● **Listing**:
- - - -

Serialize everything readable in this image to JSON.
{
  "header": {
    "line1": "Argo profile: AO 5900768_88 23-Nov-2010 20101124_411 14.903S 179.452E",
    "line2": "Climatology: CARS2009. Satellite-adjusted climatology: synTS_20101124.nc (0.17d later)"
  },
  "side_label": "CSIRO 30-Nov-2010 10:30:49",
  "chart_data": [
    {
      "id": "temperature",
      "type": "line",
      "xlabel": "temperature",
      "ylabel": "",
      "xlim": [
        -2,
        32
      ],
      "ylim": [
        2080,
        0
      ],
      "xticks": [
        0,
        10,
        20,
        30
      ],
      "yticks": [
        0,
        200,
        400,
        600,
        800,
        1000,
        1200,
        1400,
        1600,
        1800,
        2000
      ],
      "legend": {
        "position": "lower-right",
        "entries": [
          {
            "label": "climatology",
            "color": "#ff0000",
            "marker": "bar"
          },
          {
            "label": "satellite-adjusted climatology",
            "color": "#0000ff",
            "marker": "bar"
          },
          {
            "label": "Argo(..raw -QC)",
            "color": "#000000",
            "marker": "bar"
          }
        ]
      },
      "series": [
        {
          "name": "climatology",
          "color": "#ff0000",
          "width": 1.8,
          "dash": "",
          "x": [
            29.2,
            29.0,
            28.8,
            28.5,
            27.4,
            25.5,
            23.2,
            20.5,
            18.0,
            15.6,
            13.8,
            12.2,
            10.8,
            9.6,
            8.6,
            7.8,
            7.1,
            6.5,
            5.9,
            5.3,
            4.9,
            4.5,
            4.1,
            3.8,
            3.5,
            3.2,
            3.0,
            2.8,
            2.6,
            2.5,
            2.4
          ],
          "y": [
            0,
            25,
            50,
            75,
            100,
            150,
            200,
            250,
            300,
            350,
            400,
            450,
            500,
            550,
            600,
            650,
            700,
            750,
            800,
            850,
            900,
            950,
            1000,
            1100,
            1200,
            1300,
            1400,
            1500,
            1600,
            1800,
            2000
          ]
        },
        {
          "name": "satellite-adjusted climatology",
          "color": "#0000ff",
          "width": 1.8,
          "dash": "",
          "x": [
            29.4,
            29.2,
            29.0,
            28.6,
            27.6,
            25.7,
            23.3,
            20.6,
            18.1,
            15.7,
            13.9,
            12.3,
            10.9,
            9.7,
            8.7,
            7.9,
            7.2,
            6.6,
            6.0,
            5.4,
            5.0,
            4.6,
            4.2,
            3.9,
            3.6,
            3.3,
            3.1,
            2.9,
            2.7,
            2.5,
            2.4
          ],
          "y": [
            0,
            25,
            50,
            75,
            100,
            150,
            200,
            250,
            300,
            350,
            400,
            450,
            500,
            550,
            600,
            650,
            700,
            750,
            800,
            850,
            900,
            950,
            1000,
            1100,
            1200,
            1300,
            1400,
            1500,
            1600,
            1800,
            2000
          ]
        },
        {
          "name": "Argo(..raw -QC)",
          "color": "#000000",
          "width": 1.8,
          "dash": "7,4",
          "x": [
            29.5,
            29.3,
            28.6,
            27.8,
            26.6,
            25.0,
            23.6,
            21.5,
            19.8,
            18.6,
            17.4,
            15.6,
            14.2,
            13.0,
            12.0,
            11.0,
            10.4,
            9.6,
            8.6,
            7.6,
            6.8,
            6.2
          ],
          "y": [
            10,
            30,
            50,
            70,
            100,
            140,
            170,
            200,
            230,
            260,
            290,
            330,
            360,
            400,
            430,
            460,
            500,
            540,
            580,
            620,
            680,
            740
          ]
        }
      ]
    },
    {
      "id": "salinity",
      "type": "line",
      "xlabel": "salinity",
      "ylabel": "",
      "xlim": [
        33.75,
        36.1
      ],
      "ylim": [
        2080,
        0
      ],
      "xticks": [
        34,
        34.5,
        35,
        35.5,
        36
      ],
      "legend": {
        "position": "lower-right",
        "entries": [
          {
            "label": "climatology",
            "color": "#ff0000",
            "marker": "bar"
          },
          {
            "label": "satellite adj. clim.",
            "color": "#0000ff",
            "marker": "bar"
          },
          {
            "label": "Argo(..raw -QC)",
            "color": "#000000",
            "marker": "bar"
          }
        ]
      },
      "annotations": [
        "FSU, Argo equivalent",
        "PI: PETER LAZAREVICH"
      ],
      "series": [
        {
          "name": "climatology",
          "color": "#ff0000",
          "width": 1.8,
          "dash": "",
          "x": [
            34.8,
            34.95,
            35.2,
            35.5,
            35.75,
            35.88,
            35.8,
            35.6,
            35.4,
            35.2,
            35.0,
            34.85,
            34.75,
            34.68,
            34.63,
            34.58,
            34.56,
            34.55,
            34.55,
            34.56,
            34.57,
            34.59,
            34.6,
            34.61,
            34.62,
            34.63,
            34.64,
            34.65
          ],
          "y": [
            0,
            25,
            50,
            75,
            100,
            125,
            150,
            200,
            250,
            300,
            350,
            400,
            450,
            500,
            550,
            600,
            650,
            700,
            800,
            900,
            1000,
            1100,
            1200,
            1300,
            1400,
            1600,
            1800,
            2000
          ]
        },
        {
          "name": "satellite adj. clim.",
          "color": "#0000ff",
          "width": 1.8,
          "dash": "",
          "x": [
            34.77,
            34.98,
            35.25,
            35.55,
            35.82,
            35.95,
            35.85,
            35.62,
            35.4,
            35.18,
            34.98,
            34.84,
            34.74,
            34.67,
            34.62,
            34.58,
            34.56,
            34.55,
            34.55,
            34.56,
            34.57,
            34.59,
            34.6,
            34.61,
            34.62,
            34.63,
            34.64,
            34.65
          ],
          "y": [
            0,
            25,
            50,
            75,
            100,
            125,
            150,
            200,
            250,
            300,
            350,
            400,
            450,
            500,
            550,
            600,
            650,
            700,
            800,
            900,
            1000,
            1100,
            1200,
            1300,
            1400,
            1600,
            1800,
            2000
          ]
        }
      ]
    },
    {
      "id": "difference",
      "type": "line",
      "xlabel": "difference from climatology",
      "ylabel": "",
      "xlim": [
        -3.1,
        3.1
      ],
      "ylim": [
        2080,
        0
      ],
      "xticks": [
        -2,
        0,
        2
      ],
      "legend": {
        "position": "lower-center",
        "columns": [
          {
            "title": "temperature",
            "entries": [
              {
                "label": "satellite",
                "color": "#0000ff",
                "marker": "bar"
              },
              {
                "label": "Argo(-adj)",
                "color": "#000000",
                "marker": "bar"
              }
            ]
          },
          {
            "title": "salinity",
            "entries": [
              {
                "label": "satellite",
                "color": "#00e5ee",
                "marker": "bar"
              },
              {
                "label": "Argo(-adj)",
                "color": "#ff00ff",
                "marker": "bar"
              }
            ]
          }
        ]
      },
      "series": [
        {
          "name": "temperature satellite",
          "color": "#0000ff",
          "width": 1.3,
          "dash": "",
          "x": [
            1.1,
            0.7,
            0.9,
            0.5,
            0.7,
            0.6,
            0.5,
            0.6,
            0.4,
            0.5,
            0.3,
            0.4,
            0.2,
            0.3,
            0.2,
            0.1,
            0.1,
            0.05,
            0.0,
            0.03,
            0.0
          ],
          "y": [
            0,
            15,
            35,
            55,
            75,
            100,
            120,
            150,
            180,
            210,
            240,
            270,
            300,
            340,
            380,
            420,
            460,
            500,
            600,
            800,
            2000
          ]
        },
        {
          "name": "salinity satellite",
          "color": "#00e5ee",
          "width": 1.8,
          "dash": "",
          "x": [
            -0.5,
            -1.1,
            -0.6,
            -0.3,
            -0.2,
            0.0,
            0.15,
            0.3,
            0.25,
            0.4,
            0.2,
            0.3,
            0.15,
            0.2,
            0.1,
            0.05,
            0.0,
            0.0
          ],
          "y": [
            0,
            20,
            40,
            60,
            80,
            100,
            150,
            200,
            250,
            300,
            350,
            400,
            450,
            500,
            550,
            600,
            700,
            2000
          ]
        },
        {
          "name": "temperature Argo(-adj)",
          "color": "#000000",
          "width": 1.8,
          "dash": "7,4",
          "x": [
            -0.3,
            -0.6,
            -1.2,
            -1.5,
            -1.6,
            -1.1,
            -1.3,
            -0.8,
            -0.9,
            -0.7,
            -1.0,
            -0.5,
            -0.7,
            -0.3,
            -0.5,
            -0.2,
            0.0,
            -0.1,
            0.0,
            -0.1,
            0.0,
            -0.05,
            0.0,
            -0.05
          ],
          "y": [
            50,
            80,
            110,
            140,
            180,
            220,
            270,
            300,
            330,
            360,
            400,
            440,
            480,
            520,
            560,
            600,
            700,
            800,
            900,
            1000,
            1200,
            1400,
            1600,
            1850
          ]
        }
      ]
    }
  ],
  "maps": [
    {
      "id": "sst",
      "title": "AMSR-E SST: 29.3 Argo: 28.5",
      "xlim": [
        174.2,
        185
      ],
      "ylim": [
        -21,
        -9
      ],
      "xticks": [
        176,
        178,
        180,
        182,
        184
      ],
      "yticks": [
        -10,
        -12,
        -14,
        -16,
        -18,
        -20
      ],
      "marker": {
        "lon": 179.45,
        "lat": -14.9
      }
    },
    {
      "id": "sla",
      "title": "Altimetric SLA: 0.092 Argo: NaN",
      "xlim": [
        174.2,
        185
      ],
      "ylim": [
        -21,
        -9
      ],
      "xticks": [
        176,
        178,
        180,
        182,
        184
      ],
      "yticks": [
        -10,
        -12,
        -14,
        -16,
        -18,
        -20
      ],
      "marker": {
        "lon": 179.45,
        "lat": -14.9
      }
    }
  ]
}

- - - -

● **Task details**: Point out every line holding the string "temperature" and copy it.

● **Output for this exercise**:
      "id": "temperature",
      "xlabel": "temperature",
            "title": "temperature",
          "name": "temperature satellite",
          "name": "temperature Argo(-adj)",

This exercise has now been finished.